* [Working data]
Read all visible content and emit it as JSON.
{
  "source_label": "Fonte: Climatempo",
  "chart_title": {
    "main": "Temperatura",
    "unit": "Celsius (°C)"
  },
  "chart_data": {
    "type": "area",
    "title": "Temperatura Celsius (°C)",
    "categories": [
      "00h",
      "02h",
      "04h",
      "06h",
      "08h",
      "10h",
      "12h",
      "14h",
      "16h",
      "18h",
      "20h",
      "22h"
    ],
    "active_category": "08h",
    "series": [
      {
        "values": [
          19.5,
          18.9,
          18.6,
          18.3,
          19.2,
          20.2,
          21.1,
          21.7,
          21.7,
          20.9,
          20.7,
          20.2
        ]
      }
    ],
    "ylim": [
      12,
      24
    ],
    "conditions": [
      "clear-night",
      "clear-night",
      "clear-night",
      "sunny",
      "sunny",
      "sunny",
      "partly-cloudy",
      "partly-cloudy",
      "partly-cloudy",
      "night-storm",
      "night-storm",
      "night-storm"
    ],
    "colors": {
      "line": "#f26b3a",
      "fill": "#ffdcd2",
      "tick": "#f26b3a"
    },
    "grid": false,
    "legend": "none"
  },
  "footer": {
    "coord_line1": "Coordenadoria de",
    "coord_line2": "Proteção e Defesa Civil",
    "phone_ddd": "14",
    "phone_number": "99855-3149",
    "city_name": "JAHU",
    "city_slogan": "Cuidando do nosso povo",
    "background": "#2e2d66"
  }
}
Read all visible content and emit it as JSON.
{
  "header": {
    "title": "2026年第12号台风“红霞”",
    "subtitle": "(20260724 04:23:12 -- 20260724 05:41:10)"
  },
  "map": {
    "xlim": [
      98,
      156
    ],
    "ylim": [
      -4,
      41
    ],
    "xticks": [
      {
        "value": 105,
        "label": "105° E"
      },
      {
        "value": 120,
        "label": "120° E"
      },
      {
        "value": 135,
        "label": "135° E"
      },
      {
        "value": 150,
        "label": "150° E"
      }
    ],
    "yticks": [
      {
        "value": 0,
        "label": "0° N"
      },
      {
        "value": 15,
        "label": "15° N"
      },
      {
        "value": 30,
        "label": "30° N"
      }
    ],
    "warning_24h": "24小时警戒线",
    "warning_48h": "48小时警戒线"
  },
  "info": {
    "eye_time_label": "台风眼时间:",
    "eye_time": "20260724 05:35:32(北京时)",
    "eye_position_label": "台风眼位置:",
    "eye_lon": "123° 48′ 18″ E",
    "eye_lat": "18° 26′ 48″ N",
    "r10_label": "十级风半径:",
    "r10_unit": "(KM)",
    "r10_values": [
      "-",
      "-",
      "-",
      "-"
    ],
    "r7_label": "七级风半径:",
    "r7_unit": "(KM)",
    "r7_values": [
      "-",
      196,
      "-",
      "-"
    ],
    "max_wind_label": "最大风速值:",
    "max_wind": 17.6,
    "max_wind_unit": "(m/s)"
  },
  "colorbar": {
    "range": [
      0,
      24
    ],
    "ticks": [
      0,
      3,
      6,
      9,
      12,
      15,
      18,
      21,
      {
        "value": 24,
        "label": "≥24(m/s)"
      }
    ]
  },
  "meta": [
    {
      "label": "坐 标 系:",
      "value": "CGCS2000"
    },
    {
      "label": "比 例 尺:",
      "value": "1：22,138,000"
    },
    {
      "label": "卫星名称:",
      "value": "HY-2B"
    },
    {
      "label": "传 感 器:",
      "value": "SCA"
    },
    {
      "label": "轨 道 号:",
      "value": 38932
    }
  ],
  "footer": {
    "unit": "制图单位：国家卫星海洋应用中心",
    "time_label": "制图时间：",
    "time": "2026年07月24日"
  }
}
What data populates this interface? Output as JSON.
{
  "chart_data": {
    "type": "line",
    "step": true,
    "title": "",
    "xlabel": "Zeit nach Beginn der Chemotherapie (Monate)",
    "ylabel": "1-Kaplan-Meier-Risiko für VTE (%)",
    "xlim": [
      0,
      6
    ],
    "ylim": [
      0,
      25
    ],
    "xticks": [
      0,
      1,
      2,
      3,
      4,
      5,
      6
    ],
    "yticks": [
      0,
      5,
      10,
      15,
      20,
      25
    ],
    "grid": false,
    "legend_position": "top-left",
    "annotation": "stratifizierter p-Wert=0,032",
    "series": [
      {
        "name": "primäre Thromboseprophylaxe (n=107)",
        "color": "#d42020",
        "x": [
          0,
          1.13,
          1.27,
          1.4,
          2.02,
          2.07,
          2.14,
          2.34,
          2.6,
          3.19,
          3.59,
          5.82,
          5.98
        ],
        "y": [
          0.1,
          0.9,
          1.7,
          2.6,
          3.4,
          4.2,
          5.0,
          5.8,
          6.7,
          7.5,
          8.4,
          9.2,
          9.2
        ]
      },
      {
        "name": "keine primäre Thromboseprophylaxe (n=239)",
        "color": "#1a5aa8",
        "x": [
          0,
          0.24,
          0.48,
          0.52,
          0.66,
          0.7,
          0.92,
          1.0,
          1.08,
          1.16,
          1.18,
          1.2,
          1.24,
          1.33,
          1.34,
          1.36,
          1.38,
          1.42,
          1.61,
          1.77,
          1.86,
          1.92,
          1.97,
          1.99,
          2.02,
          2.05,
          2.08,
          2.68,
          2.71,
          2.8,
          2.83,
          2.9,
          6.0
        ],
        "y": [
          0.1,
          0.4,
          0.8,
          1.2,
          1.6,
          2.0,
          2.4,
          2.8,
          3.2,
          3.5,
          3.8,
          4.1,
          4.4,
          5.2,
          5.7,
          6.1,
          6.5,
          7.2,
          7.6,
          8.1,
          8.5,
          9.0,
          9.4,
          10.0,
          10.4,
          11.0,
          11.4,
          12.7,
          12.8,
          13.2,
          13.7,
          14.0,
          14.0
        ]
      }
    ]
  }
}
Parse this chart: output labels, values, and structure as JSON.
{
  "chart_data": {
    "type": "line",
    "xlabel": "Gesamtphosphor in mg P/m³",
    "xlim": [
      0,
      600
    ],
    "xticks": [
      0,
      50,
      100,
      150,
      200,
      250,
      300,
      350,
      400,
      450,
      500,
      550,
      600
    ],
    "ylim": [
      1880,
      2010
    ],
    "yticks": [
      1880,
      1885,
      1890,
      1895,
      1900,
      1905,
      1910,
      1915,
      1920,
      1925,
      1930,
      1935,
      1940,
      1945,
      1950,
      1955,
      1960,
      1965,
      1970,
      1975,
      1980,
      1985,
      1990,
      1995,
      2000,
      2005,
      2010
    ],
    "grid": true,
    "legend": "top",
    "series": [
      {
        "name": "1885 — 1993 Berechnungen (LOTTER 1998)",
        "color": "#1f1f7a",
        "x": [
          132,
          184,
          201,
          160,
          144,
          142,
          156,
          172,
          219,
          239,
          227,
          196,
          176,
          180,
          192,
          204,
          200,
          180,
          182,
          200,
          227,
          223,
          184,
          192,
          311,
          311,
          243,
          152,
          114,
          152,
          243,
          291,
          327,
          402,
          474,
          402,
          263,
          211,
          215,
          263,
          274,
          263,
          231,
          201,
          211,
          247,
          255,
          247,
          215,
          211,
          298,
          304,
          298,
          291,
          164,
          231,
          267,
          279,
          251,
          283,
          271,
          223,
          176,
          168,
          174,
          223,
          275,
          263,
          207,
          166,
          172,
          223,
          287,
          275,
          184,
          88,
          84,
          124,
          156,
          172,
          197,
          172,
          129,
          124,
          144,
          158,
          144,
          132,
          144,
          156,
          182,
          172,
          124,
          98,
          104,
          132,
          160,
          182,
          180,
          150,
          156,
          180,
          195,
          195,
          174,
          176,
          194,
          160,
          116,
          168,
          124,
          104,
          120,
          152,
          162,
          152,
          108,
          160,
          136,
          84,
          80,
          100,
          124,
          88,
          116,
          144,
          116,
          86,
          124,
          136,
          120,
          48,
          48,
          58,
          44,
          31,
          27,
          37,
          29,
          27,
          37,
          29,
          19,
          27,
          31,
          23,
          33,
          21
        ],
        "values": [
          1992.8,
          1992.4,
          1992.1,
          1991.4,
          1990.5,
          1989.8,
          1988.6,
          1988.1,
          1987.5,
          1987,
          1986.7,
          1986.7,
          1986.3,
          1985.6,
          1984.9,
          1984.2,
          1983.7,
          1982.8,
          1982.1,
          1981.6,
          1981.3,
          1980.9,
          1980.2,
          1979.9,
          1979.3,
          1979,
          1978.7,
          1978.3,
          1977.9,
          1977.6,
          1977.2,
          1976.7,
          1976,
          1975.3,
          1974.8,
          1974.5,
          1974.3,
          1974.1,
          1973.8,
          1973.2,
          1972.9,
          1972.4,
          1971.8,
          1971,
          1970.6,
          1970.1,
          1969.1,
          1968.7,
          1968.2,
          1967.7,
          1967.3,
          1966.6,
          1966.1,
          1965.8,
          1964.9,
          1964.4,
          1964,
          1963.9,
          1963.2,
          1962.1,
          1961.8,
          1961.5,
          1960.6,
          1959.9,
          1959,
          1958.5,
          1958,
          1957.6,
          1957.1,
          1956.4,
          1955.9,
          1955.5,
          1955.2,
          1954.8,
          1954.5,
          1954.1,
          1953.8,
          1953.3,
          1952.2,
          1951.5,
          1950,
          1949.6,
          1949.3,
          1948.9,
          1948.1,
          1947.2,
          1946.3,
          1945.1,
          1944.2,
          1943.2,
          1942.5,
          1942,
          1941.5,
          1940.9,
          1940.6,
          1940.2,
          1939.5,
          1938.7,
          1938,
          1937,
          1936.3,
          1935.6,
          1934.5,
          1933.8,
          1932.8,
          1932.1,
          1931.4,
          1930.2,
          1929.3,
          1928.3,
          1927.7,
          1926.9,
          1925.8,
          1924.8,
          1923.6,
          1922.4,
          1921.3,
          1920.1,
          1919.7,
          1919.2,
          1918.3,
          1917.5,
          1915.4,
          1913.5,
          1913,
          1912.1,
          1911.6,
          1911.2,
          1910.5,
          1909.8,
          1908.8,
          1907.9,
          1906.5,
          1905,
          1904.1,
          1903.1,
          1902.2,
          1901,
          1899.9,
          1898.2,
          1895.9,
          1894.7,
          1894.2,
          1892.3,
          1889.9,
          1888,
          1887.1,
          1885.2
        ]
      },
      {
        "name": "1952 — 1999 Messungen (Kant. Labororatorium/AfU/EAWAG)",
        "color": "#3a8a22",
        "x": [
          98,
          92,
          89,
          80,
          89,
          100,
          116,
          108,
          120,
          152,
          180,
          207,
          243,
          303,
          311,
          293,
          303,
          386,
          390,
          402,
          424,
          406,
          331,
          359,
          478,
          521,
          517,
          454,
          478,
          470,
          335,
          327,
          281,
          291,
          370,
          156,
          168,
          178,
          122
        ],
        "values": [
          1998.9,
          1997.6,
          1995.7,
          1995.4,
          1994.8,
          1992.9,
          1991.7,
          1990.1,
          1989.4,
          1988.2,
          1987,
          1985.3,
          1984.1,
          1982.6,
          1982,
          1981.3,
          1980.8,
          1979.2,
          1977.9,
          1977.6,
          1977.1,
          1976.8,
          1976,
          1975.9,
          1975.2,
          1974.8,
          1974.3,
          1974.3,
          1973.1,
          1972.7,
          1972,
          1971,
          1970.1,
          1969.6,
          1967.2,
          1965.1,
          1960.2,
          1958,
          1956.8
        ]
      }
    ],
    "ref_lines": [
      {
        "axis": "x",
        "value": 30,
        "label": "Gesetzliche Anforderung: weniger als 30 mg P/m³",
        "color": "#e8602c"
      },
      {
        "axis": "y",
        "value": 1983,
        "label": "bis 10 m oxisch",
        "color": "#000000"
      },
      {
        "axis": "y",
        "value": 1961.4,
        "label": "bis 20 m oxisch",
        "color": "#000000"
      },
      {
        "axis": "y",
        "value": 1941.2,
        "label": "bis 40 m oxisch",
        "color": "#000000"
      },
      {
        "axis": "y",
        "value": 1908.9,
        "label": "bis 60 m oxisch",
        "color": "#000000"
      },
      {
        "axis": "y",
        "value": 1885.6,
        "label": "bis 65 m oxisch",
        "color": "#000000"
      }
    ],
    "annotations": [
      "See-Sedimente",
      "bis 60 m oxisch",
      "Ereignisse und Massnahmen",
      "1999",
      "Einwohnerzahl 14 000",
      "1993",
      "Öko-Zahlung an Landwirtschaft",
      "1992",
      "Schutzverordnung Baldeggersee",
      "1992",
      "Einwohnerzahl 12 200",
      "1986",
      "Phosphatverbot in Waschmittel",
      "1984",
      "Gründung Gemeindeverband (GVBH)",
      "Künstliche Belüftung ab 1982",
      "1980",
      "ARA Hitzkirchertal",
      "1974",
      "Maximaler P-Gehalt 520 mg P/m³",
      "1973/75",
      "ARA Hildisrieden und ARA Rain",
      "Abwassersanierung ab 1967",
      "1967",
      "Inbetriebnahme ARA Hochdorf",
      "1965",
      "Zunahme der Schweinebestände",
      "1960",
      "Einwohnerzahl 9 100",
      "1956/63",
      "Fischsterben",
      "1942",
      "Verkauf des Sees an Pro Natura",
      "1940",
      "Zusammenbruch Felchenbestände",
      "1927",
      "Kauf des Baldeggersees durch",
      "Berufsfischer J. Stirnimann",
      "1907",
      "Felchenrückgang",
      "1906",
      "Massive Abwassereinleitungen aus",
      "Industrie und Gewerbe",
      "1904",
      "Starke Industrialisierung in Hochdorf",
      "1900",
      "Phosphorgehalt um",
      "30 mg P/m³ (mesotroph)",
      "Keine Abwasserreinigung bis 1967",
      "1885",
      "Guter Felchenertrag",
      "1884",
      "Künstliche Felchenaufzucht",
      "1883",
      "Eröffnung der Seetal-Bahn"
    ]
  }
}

* [Task brief] Using the material above, gather every line that includes "Celsius".

* [Solution to the exercise]
    "unit": "Celsius (°C)"
    "title": "Temperatura Celsius (°C)",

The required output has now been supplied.